### RECORDED DATA
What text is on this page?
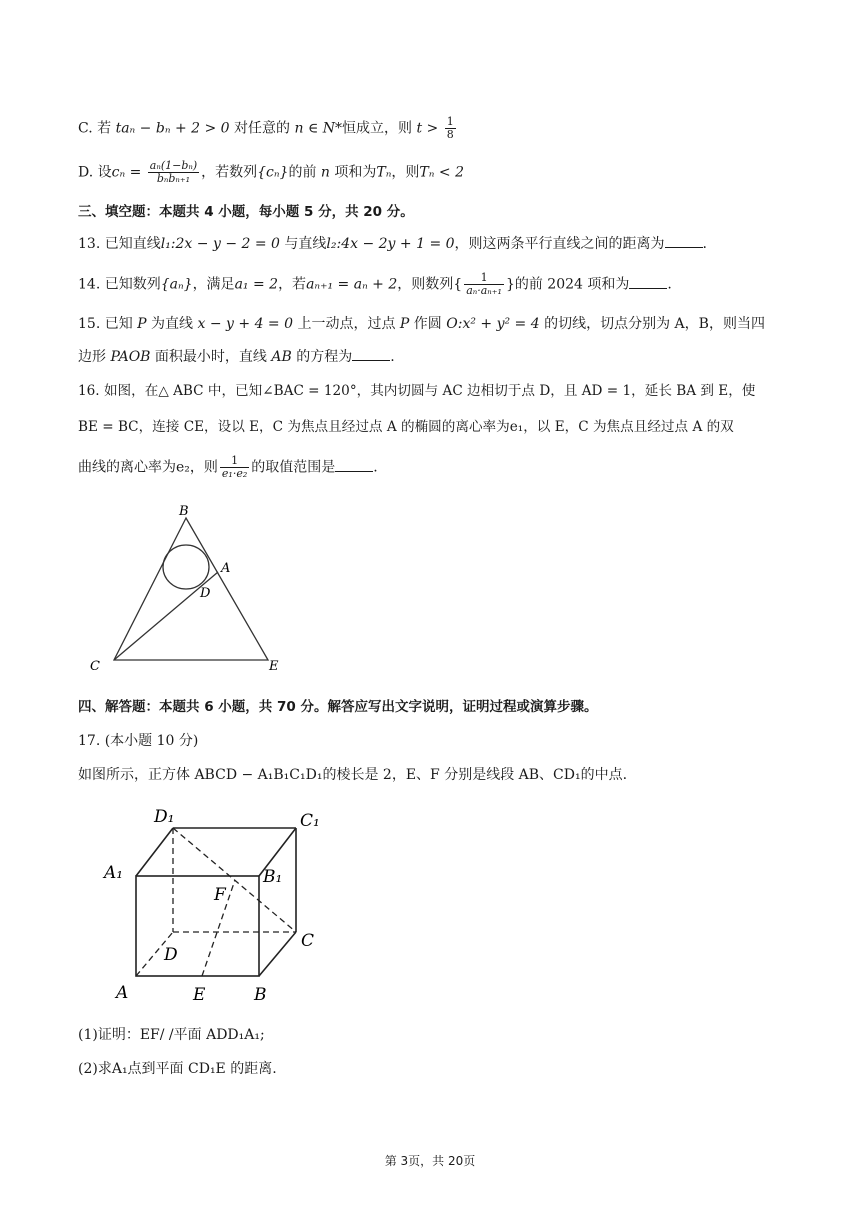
C. 若 taₙ − bₙ + 2 > 0 对任意的 n ∈ N*恒成立，则 $t > \frac{1}{8}$
D. 设$c_n = \frac{\text{aₙ(1−bₙ)}}{\text{bₙbₙ₊₁}}$ ，若数列{cₙ}的前 n 项和为Tₙ，则Tₙ < 2
三、填空题：本题共 4 小题，每小题 5 分，共 20 分。
13. 已知直线l₁:2x − y − 2 = 0 与直线l₂:4x − 2y + 1 = 0，则这两条平行直线之间的距离为	.
14. 已知数列{aₙ}，满足a₁ = 2，若aₙ₊₁ = aₙ + 2，则数列{ $\frac{1}{\text{aₙ·aₙ₊₁}}$ }的前 2024 项和为	.
15. 已知 P 为直线 x − y + 4 = 0 上一动点，过点 P 作圆 O:x² + y² = 4 的切线，切点分别为 A，B，则当四
边形 PAOB 面积最小时，直线 AB 的方程为	.
16. 如图，在△ ABC 中，已知∠BAC = 120°，其内切圆与 AC 边相切于点 D，且 AD = 1，延长 BA 到 E，使
BE = BC，连接 CE，设以 E，C 为焦点且经过点 A 的椭圆的离心率为e₁，以 E，C 为焦点且经过点 A 的双
曲线的离心率为e₂，则 $\frac{1}{\text{e₁·e₂}}$ 的取值范围是	.
B
A
D
C	E
四、解答题：本题共 6 小题，共 70 分。解答应写出文字说明，证明过程或演算步骤。
17. (本小题 10 分)
如图所示，正方体 ABCD − A₁B₁C₁D₁的棱长是 2，E、F 分别是线段 AB、CD₁的中点.
D₁	C₁
A₁	B₁
F
D
C
A	E	B
(1)证明：EF/ /平面 ADD₁A₁;
(2)求A₁点到平面 CD₁E 的距离.
第 3页，共 20页
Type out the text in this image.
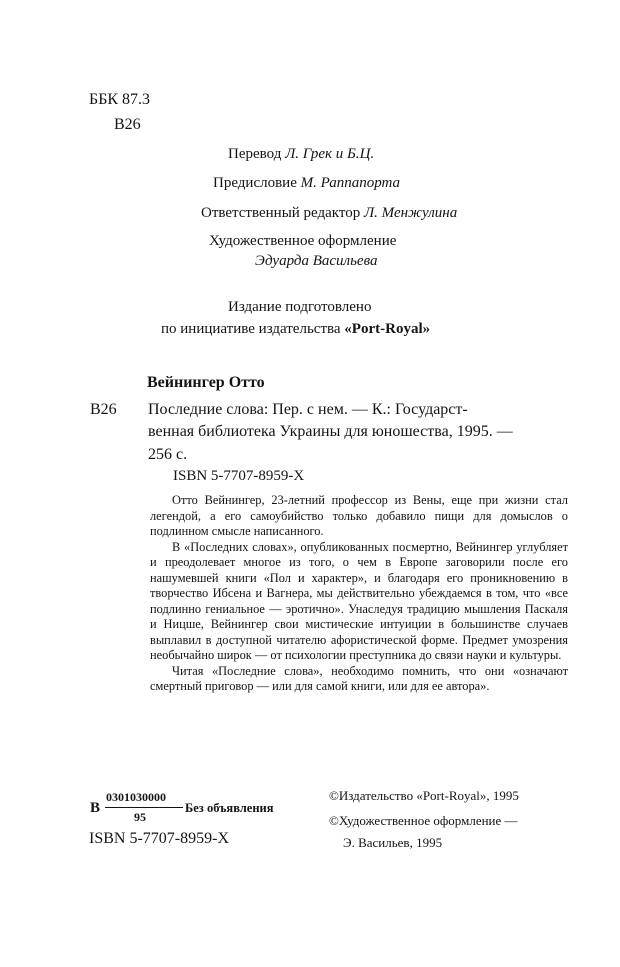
ББК 87.3
В26
Перевод Л. Грек и Б.Ц.
Предисловие М. Раппапорта
Ответственный редактор Л. Менжулина
Художественное оформление
Эдуарда Васильева
Издание подготовлено
по инициативе издательства «Port-Royal»
Вейнингер Отто
В26 Последние слова: Пер. с нем. — К.: Государст-
венная библиотека Украины для юношества, 1995. —
256 с.
ISBN 5-7707-8959-X

Отто Вейнингер, 23-летний профессор из Вены, еще при жизни стал легендой, а его самоубийство только добавило пищи для домыслов о подлинном смысле написанного.

В «Последних словах», опубликованных посмертно, Вейнингер углубляет и преодолевает многое из того, о чем в Европе заговорили после его нашумевшей книги «Пол и характер», и благодаря его проникновению в творчество Ибсена и Вагнера, мы действительно убеждаемся в том, что «все подлинно гениальное — эротично». Унаследуя традицию мышления Паскаля и Ницше, Вейнингер свои мистические интуиции в большинстве случаев выплавил в доступной читателю афористической форме. Предмет умозрения необычайно широк — от психологии преступника до связи науки и культуры.

Читая «Последние слова», необходимо помнить, что они «означают смертный приговор — или для самой книги, или для ее автора».

В
0301030000
95
Без объявления
ISBN 5-7707-8959-X
©Издательство «Port-Royal», 1995
©Художественное оформление —
Э. Васильев, 1995
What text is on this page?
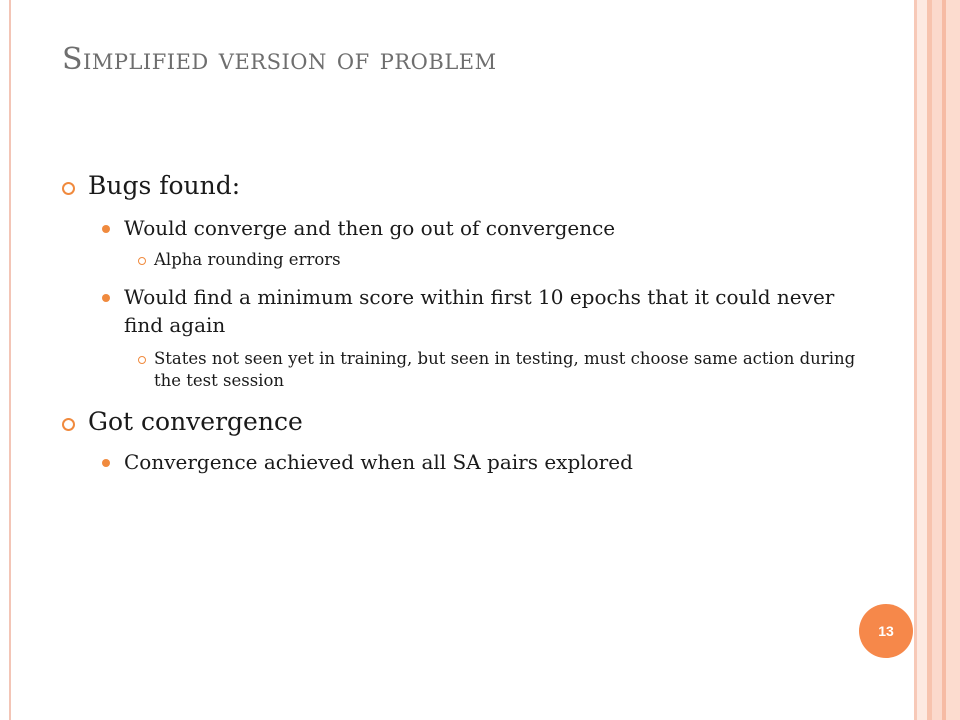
Simplified version of problem
Bugs found:
Would converge and then go out of convergence
Alpha rounding errors
Would find a minimum score within first 10 epochs that it could never find again
States not seen yet in training, but seen in testing, must choose same action during the test session
Got convergence
Convergence achieved when all SA pairs explored
13
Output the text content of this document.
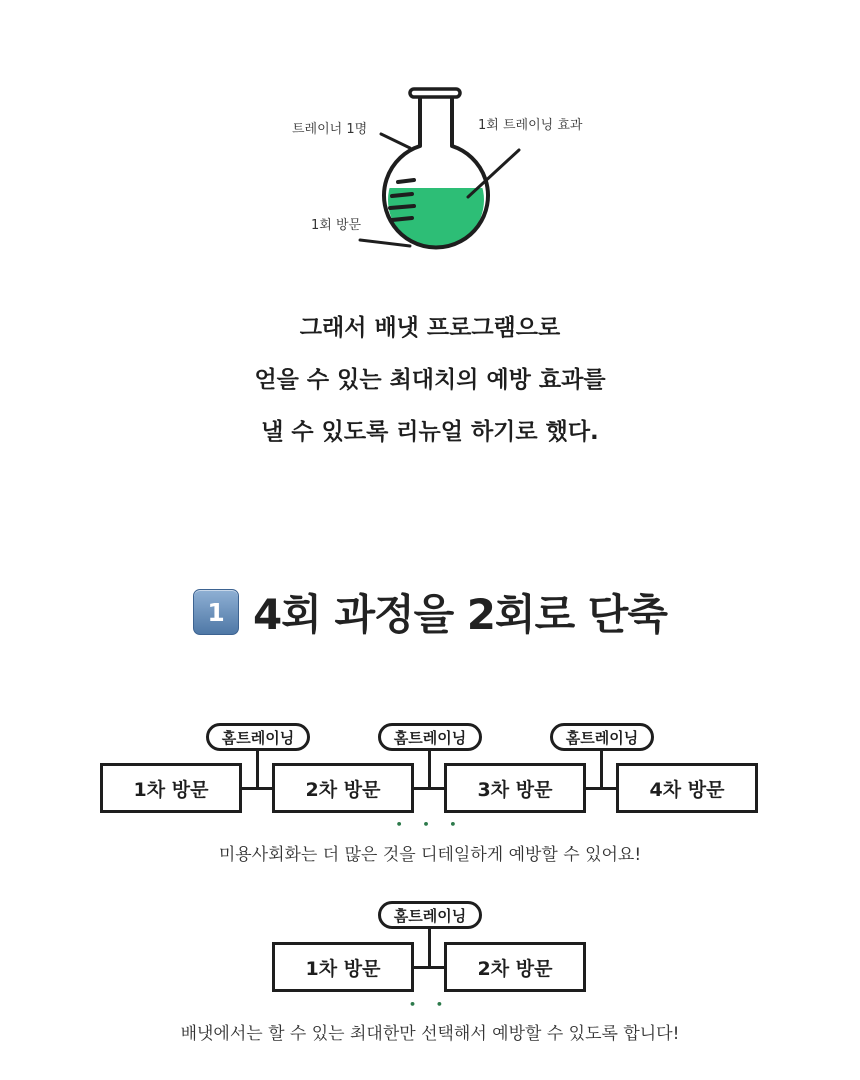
트레이너 1명	1회 트레이닝 효과
1회 방문
그래서 배냇 프로그램으로
얻을 수 있는 최대치의 예방 효과를
낼 수 있도록 리뉴얼 하기로 했다.
1 4회 과정을 2회로 단축
홈트레이닝	홈트레이닝	홈트레이닝
1차 방문	2차 방문	3차 방문	4차 방문
• • •
미용사회화는 더 많은 것을 디테일하게 예방할 수 있어요!
홈트레이닝
1차 방문	2차 방문
• •
배냇에서는 할 수 있는 최대한만 선택해서 예방할 수 있도록 합니다!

### PROBLEM DESCRIPTION
Copy the data word for word. Pictures do not go in the copy.

### OUTPUT OF THE TASK
What text is on this page?
C. 若 taₙ − bₙ + 2 > 0 对任意的 n ∈ N*恒成立，则 $t > \frac{1}{8}$
D. 设$c_n = \frac{\text{aₙ(1−bₙ)}}{\text{bₙbₙ₊₁}}$ ，若数列{cₙ}的前 n 项和为Tₙ，则Tₙ < 2
三、填空题：本题共 4 小题，每小题 5 分，共 20 分。
13. 已知直线l₁:2x − y − 2 = 0 与直线l₂:4x − 2y + 1 = 0，则这两条平行直线之间的距离为	.
14. 已知数列{aₙ}，满足a₁ = 2，若aₙ₊₁ = aₙ + 2，则数列{ $\frac{1}{\text{aₙ·aₙ₊₁}}$ }的前 2024 项和为	.
15. 已知 P 为直线 x − y + 4 = 0 上一动点，过点 P 作圆 O:x² + y² = 4 的切线，切点分别为 A，B，则当四
边形 PAOB 面积最小时，直线 AB 的方程为	.
16. 如图，在△ ABC 中，已知∠BAC = 120°，其内切圆与 AC 边相切于点 D，且 AD = 1，延长 BA 到 E，使
BE = BC，连接 CE，设以 E，C 为焦点且经过点 A 的椭圆的离心率为e₁，以 E，C 为焦点且经过点 A 的双
曲线的离心率为e₂，则 $\frac{1}{\text{e₁·e₂}}$ 的取值范围是	.
B
A
D
C	E
四、解答题：本题共 6 小题，共 70 分。解答应写出文字说明，证明过程或演算步骤。
17. (本小题 10 分)
如图所示，正方体 ABCD − A₁B₁C₁D₁的棱长是 2，E、F 分别是线段 AB、CD₁的中点.
D₁	C₁
A₁	B₁
F
D
C
A	E	B
(1)证明：EF/ /平面 ADD₁A₁;
(2)求A₁点到平面 CD₁E 的距离.
第 3页，共 20页
Type out the text in this image.
ББК 87.3
В26
Перевод Л. Грек и Б.Ц.
Предисловие М. Раппапорта
Ответственный редактор Л. Менжулина
Художественное оформление
Эдуарда Васильева
Издание подготовлено
по инициативе издательства «Port-Royal»
Вейнингер Отто
В26 Последние слова: Пер. с нем. — К.: Государст-
венная библиотека Украины для юношества, 1995. —
256 с.
ISBN 5-7707-8959-X

Отто Вейнингер, 23-летний профессор из Вены, еще при жизни стал легендой, а его самоубийство только добавило пищи для домыслов о подлинном смысле написанного.

В «Последних словах», опубликованных посмертно, Вейнингер углубляет и преодолевает многое из того, о чем в Европе заговорили после его нашумевшей книги «Пол и характер», и благодаря его проникновению в творчество Ибсена и Вагнера, мы действительно убеждаемся в том, что «все подлинно гениальное — эротично». Унаследуя традицию мышления Паскаля и Ницше, Вейнингер свои мистические интуиции в большинстве случаев выплавил в доступной читателю афористической форме. Предмет умозрения необычайно широк — от психологии преступника до связи науки и культуры.

Читая «Последние слова», необходимо помнить, что они «означают смертный приговор — или для самой книги, или для ее автора».

В
0301030000
95
Без объявления
ISBN 5-7707-8959-X
©Издательство «Port-Royal», 1995
©Художественное оформление —
Э. Васильев, 1995
What text is on this page?
Simplified version of problem
Bugs found:
Would converge and then go out of convergence
Alpha rounding errors
Would find a minimum score within first 10 epochs that it could never find again
States not seen yet in training, but seen in testing, must choose same action during the test session
Got convergence
Convergence achieved when all SA pairs explored
13
Output the text content of this document.
트레이너 1명	1회 트레이닝 효과
1회 방문
그래서 배냇 프로그램으로
얻을 수 있는 최대치의 예방 효과를
낼 수 있도록 리뉴얼 하기로 했다.
1 4회 과정을 2회로 단축
홈트레이닝	홈트레이닝	홈트레이닝
1차 방문	2차 방문	3차 방문	4차 방문
• • •
미용사회화는 더 많은 것을 디테일하게 예방할 수 있어요!
홈트레이닝
1차 방문	2차 방문
• •
배냇에서는 할 수 있는 최대한만 선택해서 예방할 수 있도록 합니다!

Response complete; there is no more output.